Your instructions:
Output every line of the following data verbatim, with no changes.

Record list:
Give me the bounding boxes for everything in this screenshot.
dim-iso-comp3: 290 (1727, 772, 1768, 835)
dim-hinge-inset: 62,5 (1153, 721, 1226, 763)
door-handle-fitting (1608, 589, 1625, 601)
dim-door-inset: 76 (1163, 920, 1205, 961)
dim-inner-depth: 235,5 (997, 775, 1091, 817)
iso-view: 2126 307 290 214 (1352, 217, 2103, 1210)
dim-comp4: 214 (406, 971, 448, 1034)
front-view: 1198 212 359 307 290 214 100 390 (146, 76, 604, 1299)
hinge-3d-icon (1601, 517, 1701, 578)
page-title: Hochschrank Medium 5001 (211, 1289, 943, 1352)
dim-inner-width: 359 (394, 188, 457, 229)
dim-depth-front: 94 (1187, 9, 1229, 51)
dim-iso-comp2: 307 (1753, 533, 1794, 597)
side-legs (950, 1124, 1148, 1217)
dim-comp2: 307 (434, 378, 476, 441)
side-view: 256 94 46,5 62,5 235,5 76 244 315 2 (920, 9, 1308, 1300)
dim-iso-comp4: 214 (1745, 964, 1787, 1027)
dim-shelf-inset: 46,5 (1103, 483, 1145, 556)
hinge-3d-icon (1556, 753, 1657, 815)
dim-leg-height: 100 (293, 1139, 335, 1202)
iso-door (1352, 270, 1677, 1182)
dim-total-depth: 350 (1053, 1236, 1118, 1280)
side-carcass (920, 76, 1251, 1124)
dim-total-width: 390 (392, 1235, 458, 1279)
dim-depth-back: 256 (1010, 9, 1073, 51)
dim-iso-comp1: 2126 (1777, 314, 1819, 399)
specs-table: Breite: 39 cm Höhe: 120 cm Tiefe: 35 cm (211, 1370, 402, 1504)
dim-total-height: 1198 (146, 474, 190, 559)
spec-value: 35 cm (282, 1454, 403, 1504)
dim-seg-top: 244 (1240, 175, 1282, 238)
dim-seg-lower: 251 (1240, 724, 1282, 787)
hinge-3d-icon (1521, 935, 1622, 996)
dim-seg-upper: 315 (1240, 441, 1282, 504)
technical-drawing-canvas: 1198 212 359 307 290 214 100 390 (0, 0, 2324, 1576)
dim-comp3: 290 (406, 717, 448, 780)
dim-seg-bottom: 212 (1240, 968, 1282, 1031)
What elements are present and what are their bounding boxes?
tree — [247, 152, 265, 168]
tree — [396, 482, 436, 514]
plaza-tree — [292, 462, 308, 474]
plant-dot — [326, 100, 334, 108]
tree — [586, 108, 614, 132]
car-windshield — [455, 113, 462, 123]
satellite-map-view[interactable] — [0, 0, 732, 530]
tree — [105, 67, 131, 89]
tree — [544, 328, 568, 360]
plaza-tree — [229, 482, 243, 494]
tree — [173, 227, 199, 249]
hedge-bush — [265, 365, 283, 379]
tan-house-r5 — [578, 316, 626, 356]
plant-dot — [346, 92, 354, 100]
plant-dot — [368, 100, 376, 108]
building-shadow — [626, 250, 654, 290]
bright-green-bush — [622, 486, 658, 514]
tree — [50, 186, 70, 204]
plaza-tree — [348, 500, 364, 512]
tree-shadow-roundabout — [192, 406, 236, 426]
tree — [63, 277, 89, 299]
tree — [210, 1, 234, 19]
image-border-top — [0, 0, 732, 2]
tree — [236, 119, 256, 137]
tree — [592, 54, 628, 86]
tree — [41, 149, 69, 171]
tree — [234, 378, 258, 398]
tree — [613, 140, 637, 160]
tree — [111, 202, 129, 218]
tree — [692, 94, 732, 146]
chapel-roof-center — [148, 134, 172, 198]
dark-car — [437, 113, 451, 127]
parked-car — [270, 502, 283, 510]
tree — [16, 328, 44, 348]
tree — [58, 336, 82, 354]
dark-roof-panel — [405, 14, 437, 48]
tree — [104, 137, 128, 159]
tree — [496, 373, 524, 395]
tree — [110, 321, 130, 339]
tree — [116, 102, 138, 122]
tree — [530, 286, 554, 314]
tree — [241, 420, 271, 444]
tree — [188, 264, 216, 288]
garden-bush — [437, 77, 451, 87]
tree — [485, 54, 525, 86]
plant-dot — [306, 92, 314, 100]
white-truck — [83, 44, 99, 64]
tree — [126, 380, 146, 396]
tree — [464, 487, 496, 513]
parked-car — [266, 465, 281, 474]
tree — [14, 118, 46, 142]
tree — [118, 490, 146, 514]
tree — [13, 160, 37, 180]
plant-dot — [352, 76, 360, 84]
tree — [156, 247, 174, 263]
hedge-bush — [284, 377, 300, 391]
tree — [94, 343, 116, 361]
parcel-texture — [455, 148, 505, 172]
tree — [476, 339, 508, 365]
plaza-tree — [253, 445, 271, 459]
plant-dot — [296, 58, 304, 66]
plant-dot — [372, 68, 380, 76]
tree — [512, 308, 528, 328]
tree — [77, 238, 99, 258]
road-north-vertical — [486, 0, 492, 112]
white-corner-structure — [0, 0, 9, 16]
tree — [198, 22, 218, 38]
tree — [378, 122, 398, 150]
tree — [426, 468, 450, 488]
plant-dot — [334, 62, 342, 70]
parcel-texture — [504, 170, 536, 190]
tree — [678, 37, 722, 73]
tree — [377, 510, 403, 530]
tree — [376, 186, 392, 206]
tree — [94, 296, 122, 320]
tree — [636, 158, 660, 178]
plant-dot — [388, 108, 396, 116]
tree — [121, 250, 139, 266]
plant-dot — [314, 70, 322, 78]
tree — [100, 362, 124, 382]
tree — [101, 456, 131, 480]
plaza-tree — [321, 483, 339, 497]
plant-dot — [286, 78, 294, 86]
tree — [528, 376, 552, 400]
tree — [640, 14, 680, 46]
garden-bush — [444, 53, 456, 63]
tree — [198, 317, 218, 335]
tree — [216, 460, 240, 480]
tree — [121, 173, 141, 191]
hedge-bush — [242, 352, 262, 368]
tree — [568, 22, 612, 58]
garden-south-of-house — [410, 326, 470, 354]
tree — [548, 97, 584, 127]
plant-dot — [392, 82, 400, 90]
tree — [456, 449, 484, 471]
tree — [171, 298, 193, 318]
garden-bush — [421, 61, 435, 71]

Worked solution:
Give me the bounding boxes for everything in this screenshot.
dim-iso-comp3: 290 (1727, 772, 1768, 835)
dim-hinge-inset: 62,5 (1153, 721, 1226, 763)
door-handle-fitting (1608, 589, 1625, 601)
dim-door-inset: 76 (1163, 920, 1205, 961)
dim-inner-depth: 235,5 (997, 775, 1091, 817)
iso-view: 2126 307 290 214 (1352, 217, 2103, 1210)
dim-comp4: 214 (406, 971, 448, 1034)
front-view: 1198 212 359 307 290 214 100 390 (146, 76, 604, 1299)
hinge-3d-icon (1601, 517, 1701, 578)
page-title: Hochschrank Medium 5001 (211, 1289, 943, 1352)
dim-inner-width: 359 (394, 188, 457, 229)
dim-depth-front: 94 (1187, 9, 1229, 51)
dim-iso-comp2: 307 (1753, 533, 1794, 597)
side-legs (950, 1124, 1148, 1217)
dim-comp2: 307 (434, 378, 476, 441)
side-view: 256 94 46,5 62,5 235,5 76 244 315 2 (920, 9, 1308, 1300)
dim-iso-comp4: 214 (1745, 964, 1787, 1027)
dim-shelf-inset: 46,5 (1103, 483, 1145, 556)
hinge-3d-icon (1556, 753, 1657, 815)
dim-leg-height: 100 (293, 1139, 335, 1202)
iso-door (1352, 270, 1677, 1182)
dim-total-depth: 350 (1053, 1236, 1118, 1280)
side-carcass (920, 76, 1251, 1124)
dim-total-width: 390 (392, 1235, 458, 1279)
dim-depth-back: 256 (1010, 9, 1073, 51)
dim-iso-comp1: 2126 (1777, 314, 1819, 399)
specs-table: Breite: 39 cm Höhe: 120 cm Tiefe: 35 cm (211, 1370, 402, 1504)
dim-total-height: 1198 (146, 474, 190, 559)
spec-value: 35 cm (282, 1454, 403, 1504)
dim-seg-top: 244 (1240, 175, 1282, 238)
dim-seg-lower: 251 (1240, 724, 1282, 787)
hinge-3d-icon (1521, 935, 1622, 996)
dim-seg-upper: 315 (1240, 441, 1282, 504)
technical-drawing-canvas: 1198 212 359 307 290 214 100 390 (0, 0, 2324, 1576)
dim-comp3: 290 (406, 717, 448, 780)
dim-seg-bottom: 212 (1240, 968, 1282, 1031)
What elements are present and what are their bounding boxes?
tree — [247, 152, 265, 168]
tree — [396, 482, 436, 514]
plaza-tree — [292, 462, 308, 474]
plant-dot — [326, 100, 334, 108]
tree — [586, 108, 614, 132]
car-windshield — [455, 113, 462, 123]
satellite-map-view[interactable] — [0, 0, 732, 530]
tree — [105, 67, 131, 89]
tree — [544, 328, 568, 360]
plaza-tree — [229, 482, 243, 494]
tree — [173, 227, 199, 249]
hedge-bush — [265, 365, 283, 379]
tan-house-r5 — [578, 316, 626, 356]
plant-dot — [346, 92, 354, 100]
plant-dot — [368, 100, 376, 108]
building-shadow — [626, 250, 654, 290]
bright-green-bush — [622, 486, 658, 514]
tree — [50, 186, 70, 204]
plaza-tree — [348, 500, 364, 512]
tree-shadow-roundabout — [192, 406, 236, 426]
tree — [63, 277, 89, 299]
tree — [210, 1, 234, 19]
image-border-top — [0, 0, 732, 2]
tree — [236, 119, 256, 137]
tree — [592, 54, 628, 86]
tree — [41, 149, 69, 171]
tree — [234, 378, 258, 398]
tree — [613, 140, 637, 160]
tree — [111, 202, 129, 218]
tree — [692, 94, 732, 146]
chapel-roof-center — [148, 134, 172, 198]
dark-car — [437, 113, 451, 127]
parked-car — [270, 502, 283, 510]
tree — [16, 328, 44, 348]
tree — [58, 336, 82, 354]
dark-roof-panel — [405, 14, 437, 48]
tree — [104, 137, 128, 159]
tree — [496, 373, 524, 395]
tree — [110, 321, 130, 339]
tree — [116, 102, 138, 122]
tree — [530, 286, 554, 314]
tree — [241, 420, 271, 444]
tree — [188, 264, 216, 288]
garden-bush — [437, 77, 451, 87]
tree — [485, 54, 525, 86]
plant-dot — [306, 92, 314, 100]
white-truck — [83, 44, 99, 64]
tree — [126, 380, 146, 396]
tree — [464, 487, 496, 513]
parked-car — [266, 465, 281, 474]
tree — [14, 118, 46, 142]
tree — [118, 490, 146, 514]
tree — [13, 160, 37, 180]
plant-dot — [352, 76, 360, 84]
tree — [156, 247, 174, 263]
hedge-bush — [284, 377, 300, 391]
tree — [94, 343, 116, 361]
parcel-texture — [455, 148, 505, 172]
tree — [476, 339, 508, 365]
plaza-tree — [253, 445, 271, 459]
plant-dot — [296, 58, 304, 66]
plant-dot — [372, 68, 380, 76]
tree — [512, 308, 528, 328]
tree — [77, 238, 99, 258]
road-north-vertical — [486, 0, 492, 112]
white-corner-structure — [0, 0, 9, 16]
tree — [198, 22, 218, 38]
tree — [378, 122, 398, 150]
tree — [426, 468, 450, 488]
plant-dot — [334, 62, 342, 70]
parcel-texture — [504, 170, 536, 190]
tree — [678, 37, 722, 73]
tree — [377, 510, 403, 530]
tree — [376, 186, 392, 206]
tree — [94, 296, 122, 320]
tree — [636, 158, 660, 178]
plant-dot — [388, 108, 396, 116]
tree — [121, 250, 139, 266]
plant-dot — [314, 70, 322, 78]
tree — [100, 362, 124, 382]
tree — [101, 456, 131, 480]
plaza-tree — [321, 483, 339, 497]
plant-dot — [286, 78, 294, 86]
tree — [528, 376, 552, 400]
tree — [640, 14, 680, 46]
garden-bush — [444, 53, 456, 63]
tree — [198, 317, 218, 335]
tree — [216, 460, 240, 480]
tree — [121, 173, 141, 191]
hedge-bush — [242, 352, 262, 368]
tree — [568, 22, 612, 58]
garden-south-of-house — [410, 326, 470, 354]
tree — [548, 97, 584, 127]
plant-dot — [392, 82, 400, 90]
tree — [456, 449, 484, 471]
tree — [171, 298, 193, 318]
garden-bush — [421, 61, 435, 71]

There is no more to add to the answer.